● **What to do**
#1 Answer these questions using the StoreDot battery article.
(a) How long does the prototype 4680 cell take to charge fully?
(b) Which company is StoreDot's manufacturing partner in China?
(c) In what year will both cell formats be ready for mass production?
#2 Rewrite the stretch of the StoreDot battery article from "StoreDot’s extreme fast" through "partner in China.", replacing "Warwick University" with "Oxford University".
(Source extract)
Israelian company StoreDot reveals its ground-breaking silicon-dominant technology applied in extreme fast charging (XFC) cylindrical cells.
In a world-first, the company demonstrated the prototype 4680 form factor that is fully charged in just 10 minutes.
StoreDot’s extreme fast charging cylindrical cells utilize a 4680 format, the one increasingly favored by global car makers, and have been in development for over three years.
Pioneering work for these breakthrough technologies was kicked off at Warwick University in the UK with collaboration with StoreDot’s strategic partner – BP.
It has been further developed harnessing experts from across the globe. The work is covered with five patents in the area of cell design and uses StoreDot’s continuous tab technology.
Such cell design increases throughput and addresses safety and performance issues typically associated with the hard case structure of cylindrical cells.
Testing at StoreDot facility has shown promising low levels of internal resistance. Cylindrical cell samples are now ramping up the production lines at EVE Energy, StoreDot’s manufacturing partner in China.
This breakthrough means that global automotive manufacturers will be able to use StoreDot’s XFC batteries, which deliver a 50% reduction in charging time at the same cost, in both pouch and cylindrical cell forms. Both formats are undergoing scale up process at EVE Energy and will be ready for mass production in 2024.
In addition, with such format versatility, the entire industry will be able to leverage StoreDot’s newly introduced patent pending Boost Charging Technology (BOOCT) application.
(End Source extract)
(Data under study)
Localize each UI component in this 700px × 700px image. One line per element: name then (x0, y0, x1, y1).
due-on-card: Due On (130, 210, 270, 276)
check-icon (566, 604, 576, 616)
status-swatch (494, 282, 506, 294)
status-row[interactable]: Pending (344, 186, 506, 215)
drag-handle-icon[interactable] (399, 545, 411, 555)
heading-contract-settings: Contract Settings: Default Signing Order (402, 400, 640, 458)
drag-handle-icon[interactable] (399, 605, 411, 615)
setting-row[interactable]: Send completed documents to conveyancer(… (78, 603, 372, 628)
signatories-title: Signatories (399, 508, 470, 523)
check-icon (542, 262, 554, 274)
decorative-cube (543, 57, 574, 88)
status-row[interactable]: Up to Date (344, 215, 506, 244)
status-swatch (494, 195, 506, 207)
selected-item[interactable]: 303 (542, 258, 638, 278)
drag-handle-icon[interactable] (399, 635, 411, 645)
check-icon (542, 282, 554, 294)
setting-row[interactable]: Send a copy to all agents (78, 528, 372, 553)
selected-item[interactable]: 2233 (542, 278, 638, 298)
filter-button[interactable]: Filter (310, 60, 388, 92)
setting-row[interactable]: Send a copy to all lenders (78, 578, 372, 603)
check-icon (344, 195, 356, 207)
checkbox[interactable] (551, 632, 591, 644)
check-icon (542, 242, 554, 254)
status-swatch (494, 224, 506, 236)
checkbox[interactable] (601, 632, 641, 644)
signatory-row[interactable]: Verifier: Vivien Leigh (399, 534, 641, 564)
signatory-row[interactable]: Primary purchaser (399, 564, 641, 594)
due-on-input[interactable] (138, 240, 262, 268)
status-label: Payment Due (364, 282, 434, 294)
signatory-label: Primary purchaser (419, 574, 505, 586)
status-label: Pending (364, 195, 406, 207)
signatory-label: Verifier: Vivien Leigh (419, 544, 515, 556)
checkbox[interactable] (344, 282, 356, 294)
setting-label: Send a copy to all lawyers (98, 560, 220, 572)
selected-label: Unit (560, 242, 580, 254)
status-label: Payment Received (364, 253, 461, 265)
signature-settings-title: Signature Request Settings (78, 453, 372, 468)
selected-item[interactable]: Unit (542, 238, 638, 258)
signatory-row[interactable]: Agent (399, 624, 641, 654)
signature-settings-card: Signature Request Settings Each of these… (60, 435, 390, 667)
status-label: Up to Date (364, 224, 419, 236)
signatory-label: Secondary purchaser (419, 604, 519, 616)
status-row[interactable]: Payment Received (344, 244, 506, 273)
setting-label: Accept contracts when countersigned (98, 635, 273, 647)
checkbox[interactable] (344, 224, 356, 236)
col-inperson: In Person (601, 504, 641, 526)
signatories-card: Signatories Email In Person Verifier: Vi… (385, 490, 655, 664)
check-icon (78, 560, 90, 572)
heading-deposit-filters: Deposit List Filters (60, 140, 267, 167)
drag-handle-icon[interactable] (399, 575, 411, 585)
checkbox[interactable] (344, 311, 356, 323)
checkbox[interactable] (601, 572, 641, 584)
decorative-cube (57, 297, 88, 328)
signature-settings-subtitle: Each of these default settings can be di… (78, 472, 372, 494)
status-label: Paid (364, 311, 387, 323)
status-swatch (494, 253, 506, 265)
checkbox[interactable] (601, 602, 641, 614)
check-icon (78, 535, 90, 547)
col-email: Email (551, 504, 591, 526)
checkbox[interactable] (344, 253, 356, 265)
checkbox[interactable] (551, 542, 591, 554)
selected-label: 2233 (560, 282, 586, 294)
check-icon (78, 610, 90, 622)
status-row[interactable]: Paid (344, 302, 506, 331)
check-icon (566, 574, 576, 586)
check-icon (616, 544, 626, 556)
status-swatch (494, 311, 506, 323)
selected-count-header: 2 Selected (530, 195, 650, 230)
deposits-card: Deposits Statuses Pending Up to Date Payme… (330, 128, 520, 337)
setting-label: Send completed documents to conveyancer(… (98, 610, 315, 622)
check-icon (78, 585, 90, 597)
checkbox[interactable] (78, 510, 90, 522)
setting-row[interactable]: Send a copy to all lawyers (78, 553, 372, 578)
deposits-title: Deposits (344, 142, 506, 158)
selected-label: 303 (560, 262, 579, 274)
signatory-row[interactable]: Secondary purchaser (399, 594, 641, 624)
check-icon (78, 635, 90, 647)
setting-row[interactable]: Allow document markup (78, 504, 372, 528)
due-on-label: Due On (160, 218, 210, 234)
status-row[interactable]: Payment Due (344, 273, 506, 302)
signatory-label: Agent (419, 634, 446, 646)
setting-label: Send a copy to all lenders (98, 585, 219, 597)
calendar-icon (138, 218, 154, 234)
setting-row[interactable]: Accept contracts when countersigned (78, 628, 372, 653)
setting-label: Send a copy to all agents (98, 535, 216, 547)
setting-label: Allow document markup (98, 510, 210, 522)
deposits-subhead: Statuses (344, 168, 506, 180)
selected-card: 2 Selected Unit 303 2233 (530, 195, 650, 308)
(End Data under study)
● **Task answers**
#1
(a) 10 minutes
(b) EVE Energy
(c) 2024

#2
StoreDot’s extreme fast charging cylindrical cells utilize a 4680 format, the one increasingly favored by global car makers, and have been in development for over three years.
Pioneering work for these breakthrough technologies was kicked off at Oxford University in the UK with collaboration with StoreDot’s strategic partner – BP.
It has been further developed harnessing experts from across the globe. The work is covered with five patents in the area of cell design and uses StoreDot’s continuous tab technology.
Such cell design increases throughput and addresses safety and performance issues typically associated with the hard case structure of cylindrical cells.
Testing at StoreDot facility has shown promising low levels of internal resistance. Cylindrical cell samples are now ramping up the production lines at EVE Energy, StoreDot’s manufacturing partner in China.